WHAT TO DO. Below is a listing; write it out exactly and drop any images from it.

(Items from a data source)
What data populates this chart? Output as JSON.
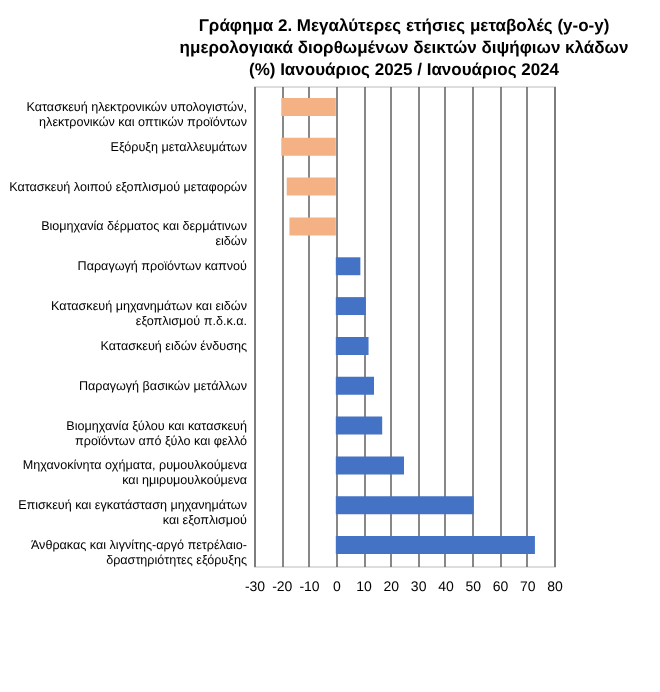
{
  "chart_data": {
    "type": "bar",
    "orientation": "horizontal",
    "title": "Γράφημα 2. Μεγαλύτερες ετήσιες μεταβολές (y-o-y) ημερολογιακά διορθωμένων δεικτών διψήφιων κλάδων (%) Ιανουάριος 2025 / Ιανουάριος 2024",
    "categories": [
      "Κατασκευή ηλεκτρονικών υπολογιστών, ηλεκτρονικών και οπτικών προϊόντων",
      "Εξόρυξη μεταλλευμάτων",
      "Κατασκευή λοιπού εξοπλισμού μεταφορών",
      "Βιομηχανία δέρματος και δερμάτινων ειδών",
      "Παραγωγή προϊόντων καπνού",
      "Κατασκευή μηχανημάτων και ειδών εξοπλισμού π.δ.κ.α.",
      "Κατασκευή ειδών ένδυσης",
      "Παραγωγή βασικών μετάλλων",
      "Βιομηχανία ξύλου και κατασκευή προϊόντων από ξύλο και φελλό",
      "Μηχανοκίνητα οχήματα, ρυμουλκούμενα και ημιρυμουλκούμενα",
      "Επισκευή και εγκατάσταση μηχανημάτων και εξοπλισμού",
      "Άνθρακας και λιγνίτης-αργό πετρέλαιο-δραστηριότητες εξόρυξης"
    ],
    "values": [
      -20,
      -20,
      -18,
      -17,
      9,
      11,
      12,
      14,
      17,
      25,
      50.5,
      73
    ],
    "colors": [
      "#f4b183",
      "#f4b183",
      "#f4b183",
      "#f4b183",
      "#4472c4",
      "#4472c4",
      "#4472c4",
      "#4472c4",
      "#4472c4",
      "#4472c4",
      "#4472c4",
      "#4472c4"
    ],
    "xlim": [
      -30,
      80
    ],
    "xticks": [
      -30,
      -20,
      -10,
      0,
      10,
      20,
      30,
      40,
      50,
      60,
      70,
      80
    ],
    "grid": "x"
  }
}
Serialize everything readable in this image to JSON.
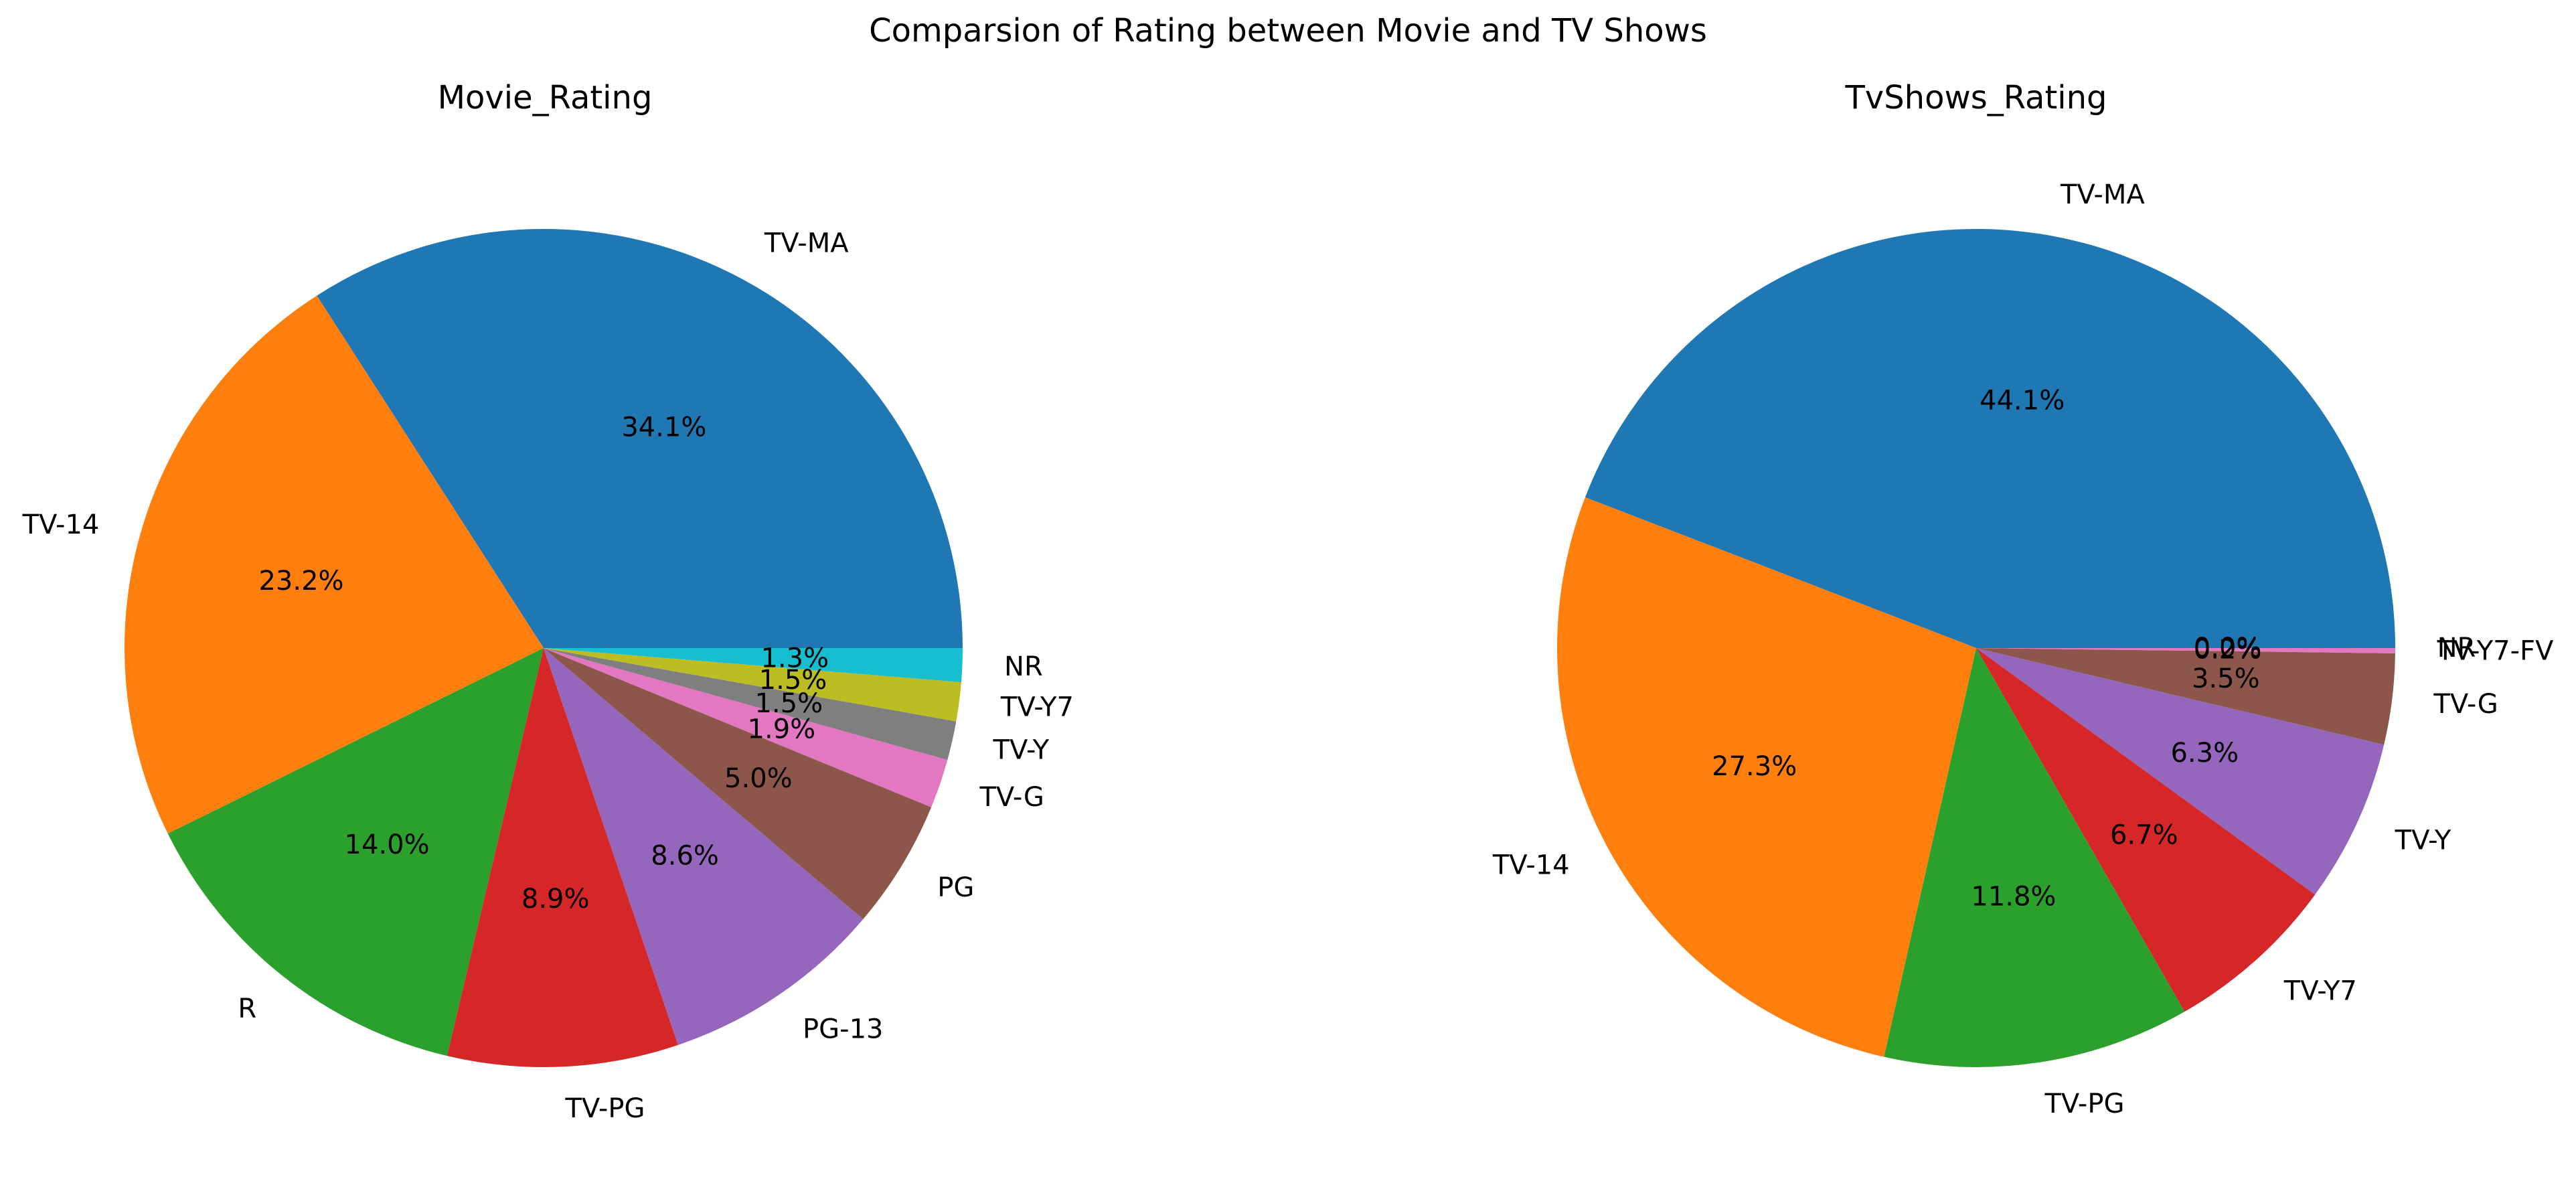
{
  "figure": {
    "title": "Comparsion of Rating between Movie and TV Shows"
  },
  "chart_data": [
    {
      "type": "pie",
      "title": "Movie_Rating",
      "start_angle_deg": 0,
      "direction": "counterclockwise",
      "slices": [
        {
          "label": "TV-MA",
          "value": 34.1,
          "pct_label": "34.1%",
          "color": "#1f77b4"
        },
        {
          "label": "TV-14",
          "value": 23.2,
          "pct_label": "23.2%",
          "color": "#ff7f0e"
        },
        {
          "label": "R",
          "value": 14.0,
          "pct_label": "14.0%",
          "color": "#2ca02c"
        },
        {
          "label": "TV-PG",
          "value": 8.9,
          "pct_label": "8.9%",
          "color": "#d62728"
        },
        {
          "label": "PG-13",
          "value": 8.6,
          "pct_label": "8.6%",
          "color": "#9467bd"
        },
        {
          "label": "PG",
          "value": 5.0,
          "pct_label": "5.0%",
          "color": "#8c564b"
        },
        {
          "label": "TV-G",
          "value": 1.9,
          "pct_label": "1.9%",
          "color": "#e377c2"
        },
        {
          "label": "TV-Y",
          "value": 1.5,
          "pct_label": "1.5%",
          "color": "#7f7f7f"
        },
        {
          "label": "TV-Y7",
          "value": 1.5,
          "pct_label": "1.5%",
          "color": "#bcbd22"
        },
        {
          "label": "NR",
          "value": 1.3,
          "pct_label": "1.3%",
          "color": "#17becf"
        }
      ]
    },
    {
      "type": "pie",
      "title": "TvShows_Rating",
      "start_angle_deg": 0,
      "direction": "counterclockwise",
      "slices": [
        {
          "label": "TV-MA",
          "value": 44.1,
          "pct_label": "44.1%",
          "color": "#1f77b4"
        },
        {
          "label": "TV-14",
          "value": 27.3,
          "pct_label": "27.3%",
          "color": "#ff7f0e"
        },
        {
          "label": "TV-PG",
          "value": 11.8,
          "pct_label": "11.8%",
          "color": "#2ca02c"
        },
        {
          "label": "TV-Y7",
          "value": 6.7,
          "pct_label": "6.7%",
          "color": "#d62728"
        },
        {
          "label": "TV-Y",
          "value": 6.3,
          "pct_label": "6.3%",
          "color": "#9467bd"
        },
        {
          "label": "TV-G",
          "value": 3.5,
          "pct_label": "3.5%",
          "color": "#8c564b"
        },
        {
          "label": "TV-Y7-FV",
          "value": 0.2,
          "pct_label": "0.2%",
          "color": "#e377c2"
        },
        {
          "label": "NR",
          "value": 0.0,
          "pct_label": "0.0%",
          "color": "#7f7f7f"
        }
      ]
    }
  ]
}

WRITTEN RESPONSE.
What data populates this chart? Output as JSON.
{
  "chart_data": {
    "type": "bar",
    "orientation": "horizontal",
    "title": "Γράφημα 2. Μεγαλύτερες ετήσιες μεταβολές (y-o-y) ημερολογιακά διορθωμένων δεικτών διψήφιων κλάδων (%) Ιανουάριος 2025 / Ιανουάριος 2024",
    "categories": [
      "Κατασκευή ηλεκτρονικών υπολογιστών, ηλεκτρονικών και οπτικών προϊόντων",
      "Εξόρυξη μεταλλευμάτων",
      "Κατασκευή λοιπού εξοπλισμού μεταφορών",
      "Βιομηχανία δέρματος και δερμάτινων ειδών",
      "Παραγωγή προϊόντων καπνού",
      "Κατασκευή μηχανημάτων και ειδών εξοπλισμού π.δ.κ.α.",
      "Κατασκευή ειδών ένδυσης",
      "Παραγωγή βασικών μετάλλων",
      "Βιομηχανία ξύλου και κατασκευή προϊόντων από ξύλο και φελλό",
      "Μηχανοκίνητα οχήματα, ρυμουλκούμενα και ημιρυμουλκούμενα",
      "Επισκευή και εγκατάσταση μηχανημάτων και εξοπλισμού",
      "Άνθρακας και λιγνίτης-αργό πετρέλαιο-δραστηριότητες εξόρυξης"
    ],
    "values": [
      -20,
      -20,
      -18,
      -17,
      9,
      11,
      12,
      14,
      17,
      25,
      50.5,
      73
    ],
    "colors": [
      "#f4b183",
      "#f4b183",
      "#f4b183",
      "#f4b183",
      "#4472c4",
      "#4472c4",
      "#4472c4",
      "#4472c4",
      "#4472c4",
      "#4472c4",
      "#4472c4",
      "#4472c4"
    ],
    "xlim": [
      -30,
      80
    ],
    "xticks": [
      -30,
      -20,
      -10,
      0,
      10,
      20,
      30,
      40,
      50,
      60,
      70,
      80
    ],
    "grid": "x"
  }
}
Serialize everything readable in this image to JSON.
{
  "figure": {
    "title": "Comparsion of Rating between Movie and TV Shows"
  },
  "chart_data": [
    {
      "type": "pie",
      "title": "Movie_Rating",
      "start_angle_deg": 0,
      "direction": "counterclockwise",
      "slices": [
        {
          "label": "TV-MA",
          "value": 34.1,
          "pct_label": "34.1%",
          "color": "#1f77b4"
        },
        {
          "label": "TV-14",
          "value": 23.2,
          "pct_label": "23.2%",
          "color": "#ff7f0e"
        },
        {
          "label": "R",
          "value": 14.0,
          "pct_label": "14.0%",
          "color": "#2ca02c"
        },
        {
          "label": "TV-PG",
          "value": 8.9,
          "pct_label": "8.9%",
          "color": "#d62728"
        },
        {
          "label": "PG-13",
          "value": 8.6,
          "pct_label": "8.6%",
          "color": "#9467bd"
        },
        {
          "label": "PG",
          "value": 5.0,
          "pct_label": "5.0%",
          "color": "#8c564b"
        },
        {
          "label": "TV-G",
          "value": 1.9,
          "pct_label": "1.9%",
          "color": "#e377c2"
        },
        {
          "label": "TV-Y",
          "value": 1.5,
          "pct_label": "1.5%",
          "color": "#7f7f7f"
        },
        {
          "label": "TV-Y7",
          "value": 1.5,
          "pct_label": "1.5%",
          "color": "#bcbd22"
        },
        {
          "label": "NR",
          "value": 1.3,
          "pct_label": "1.3%",
          "color": "#17becf"
        }
      ]
    },
    {
      "type": "pie",
      "title": "TvShows_Rating",
      "start_angle_deg": 0,
      "direction": "counterclockwise",
      "slices": [
        {
          "label": "TV-MA",
          "value": 44.1,
          "pct_label": "44.1%",
          "color": "#1f77b4"
        },
        {
          "label": "TV-14",
          "value": 27.3,
          "pct_label": "27.3%",
          "color": "#ff7f0e"
        },
        {
          "label": "TV-PG",
          "value": 11.8,
          "pct_label": "11.8%",
          "color": "#2ca02c"
        },
        {
          "label": "TV-Y7",
          "value": 6.7,
          "pct_label": "6.7%",
          "color": "#d62728"
        },
        {
          "label": "TV-Y",
          "value": 6.3,
          "pct_label": "6.3%",
          "color": "#9467bd"
        },
        {
          "label": "TV-G",
          "value": 3.5,
          "pct_label": "3.5%",
          "color": "#8c564b"
        },
        {
          "label": "TV-Y7-FV",
          "value": 0.2,
          "pct_label": "0.2%",
          "color": "#e377c2"
        },
        {
          "label": "NR",
          "value": 0.0,
          "pct_label": "0.0%",
          "color": "#7f7f7f"
        }
      ]
    }
  ]
}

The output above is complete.